Exercise task:
Your task is to repeat the entries word for word while leaving out the pictures.

--- Start of Input rows ---

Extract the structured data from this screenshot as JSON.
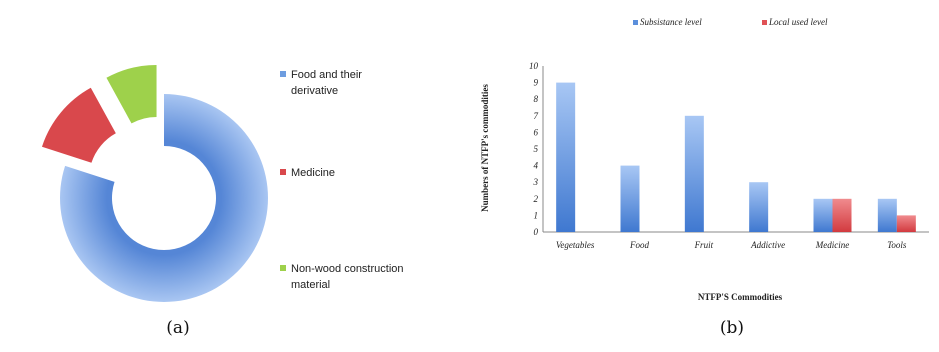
{
  "colors": {
    "food": "#6e9de0",
    "medicine": "#d9484c",
    "nonwood": "#9ed14b",
    "subsistence": "#5b8fdc",
    "local": "#e05256"
  },
  "captions": {
    "a": "(a)",
    "b": "(b)"
  },
  "chart_data": [
    {
      "type": "pie",
      "subtype": "donut",
      "categories": [
        "Food and their derivative",
        "Medicine",
        "Non-wood construction material"
      ],
      "values": [
        80,
        12,
        8
      ],
      "legend_lines": [
        [
          "Food and their",
          "derivative"
        ],
        [
          "Medicine"
        ],
        [
          "Non-wood construction",
          "material"
        ]
      ],
      "legend_position": "right"
    },
    {
      "type": "bar",
      "categories": [
        "Vegetables",
        "Food",
        "Fruit",
        "Addictive",
        "Medicine",
        "Tools"
      ],
      "series": [
        {
          "name": "Subsistance level",
          "values": [
            9,
            4,
            7,
            3,
            2,
            2
          ]
        },
        {
          "name": "Local used level",
          "values": [
            0,
            0,
            0,
            0,
            2,
            1
          ]
        }
      ],
      "xlabel": "NTFP'S Commodities",
      "ylabel": "Numbers of NTFP's commodities",
      "ylim": [
        0,
        10
      ],
      "yticks": [
        "0",
        "1",
        "2",
        "3",
        "4",
        "5",
        "6",
        "7",
        "8",
        "9",
        "10"
      ],
      "grid": false,
      "legend_position": "top"
    }
  ]
}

--- End of Input rows ---

Solution to the problem:
Extract the structured data from this screenshot as JSON.
{
  "colors": {
    "food": "#6e9de0",
    "medicine": "#d9484c",
    "nonwood": "#9ed14b",
    "subsistence": "#5b8fdc",
    "local": "#e05256"
  },
  "captions": {
    "a": "(a)",
    "b": "(b)"
  },
  "chart_data": [
    {
      "type": "pie",
      "subtype": "donut",
      "categories": [
        "Food and their derivative",
        "Medicine",
        "Non-wood construction material"
      ],
      "values": [
        80,
        12,
        8
      ],
      "legend_lines": [
        [
          "Food and their",
          "derivative"
        ],
        [
          "Medicine"
        ],
        [
          "Non-wood construction",
          "material"
        ]
      ],
      "legend_position": "right"
    },
    {
      "type": "bar",
      "categories": [
        "Vegetables",
        "Food",
        "Fruit",
        "Addictive",
        "Medicine",
        "Tools"
      ],
      "series": [
        {
          "name": "Subsistance level",
          "values": [
            9,
            4,
            7,
            3,
            2,
            2
          ]
        },
        {
          "name": "Local used level",
          "values": [
            0,
            0,
            0,
            0,
            2,
            1
          ]
        }
      ],
      "xlabel": "NTFP'S Commodities",
      "ylabel": "Numbers of NTFP's commodities",
      "ylim": [
        0,
        10
      ],
      "yticks": [
        "0",
        "1",
        "2",
        "3",
        "4",
        "5",
        "6",
        "7",
        "8",
        "9",
        "10"
      ],
      "grid": false,
      "legend_position": "top"
    }
  ]
}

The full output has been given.